Yapılacak iş>
Uhud'dan sonra düşmanı takip emrini anlatan metni, son cümlesinden itibaren sürdürün.

Verilen metin>
****************

Resûl-i ekrem sallallahü aleyhi ve sellem, Medîne‟ye döndüğünde, müşriklerin her an geri dönüp Medîne‟yi basabilecekleri ihtimâli olduğundan, tedbir aldı. Ertesi gün, yaralı oldukları hâlde, müslümanların dünkü harpten dolayı zayıf düşmediğini bildirmek, düşmana göz dağı vererek Medîne‟ye tekrar dönmelerini önlemek için, Bilâl-i Habeşî‟ye; “Resûlullah, size düşmanı takip etmeyi emrediyor! Dün, Uhud‟da bizimle beraber çarpışmayanlar gelmeyecek, sâdece çarpışmaya katılanlar geleceklerdir, de!” buyurdu. O da, Eshâba bu emri duyurunca, çoğu yaralı oldukları hâlde derhal hazırlandılar. Hattâ ağır yaralı olan Abdullah ile Râfi isimli kardeşler, Resûl-i ekrem efendimizin bu dâvetini işitir işitmez, bütün ağrı ve sızılarına rağmen, “Resûlullah ile gazâya çıkma fırsatını kaçıracak mıyız yoksa?!” diyerek, mücâhidlerin saflarına koştular.

****************

Bir veri koleksiyonundan kayıtlar:
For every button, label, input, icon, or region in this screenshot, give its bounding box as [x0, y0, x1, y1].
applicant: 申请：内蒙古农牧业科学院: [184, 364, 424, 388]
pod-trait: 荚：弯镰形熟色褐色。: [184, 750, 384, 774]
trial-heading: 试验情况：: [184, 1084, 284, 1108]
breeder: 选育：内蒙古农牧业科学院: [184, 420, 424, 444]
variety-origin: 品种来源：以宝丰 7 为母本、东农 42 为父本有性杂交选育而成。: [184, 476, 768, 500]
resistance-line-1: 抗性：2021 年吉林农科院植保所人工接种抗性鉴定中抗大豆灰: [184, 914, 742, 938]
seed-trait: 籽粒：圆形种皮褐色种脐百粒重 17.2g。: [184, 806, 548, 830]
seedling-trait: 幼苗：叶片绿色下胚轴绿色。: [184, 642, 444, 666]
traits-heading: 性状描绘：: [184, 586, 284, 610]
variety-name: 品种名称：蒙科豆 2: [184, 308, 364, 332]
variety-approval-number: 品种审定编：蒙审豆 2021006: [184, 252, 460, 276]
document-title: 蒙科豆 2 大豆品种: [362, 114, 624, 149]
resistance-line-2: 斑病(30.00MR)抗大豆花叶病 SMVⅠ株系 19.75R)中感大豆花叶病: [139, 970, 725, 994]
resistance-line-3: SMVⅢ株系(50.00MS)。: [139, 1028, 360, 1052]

****************

Alıştırma yanıtı>
Sevgili Peygamberimiz, şanlı Eshâbıyla, müşrikleri takibe başladılar. Revha denilen mevkîde, müşriklerin toplanarak, Medîne‟ye baskın yapmak ve müslümanları yok etmek için karar aldıklarını öğrendiler. Bu tedbirin de, Peygamber efendimizin bir mûcizesi olduğu ortaya çıktı. Müşrikler, Resûl-i ekrem efendimizin üzerlerine doğru geldiğini duyunca, korkarak, bulundukları yeri terk edip, Mekke‟ye döndüler.201
Peygamber efendimiz, onları Hamrâ-ül Esed denilen yere kadar tâkib ettiler. Müşriklerden iki kişi yakalandı. Burada üç gün kaldılar, sonra Medîne‟ye geri döndüler.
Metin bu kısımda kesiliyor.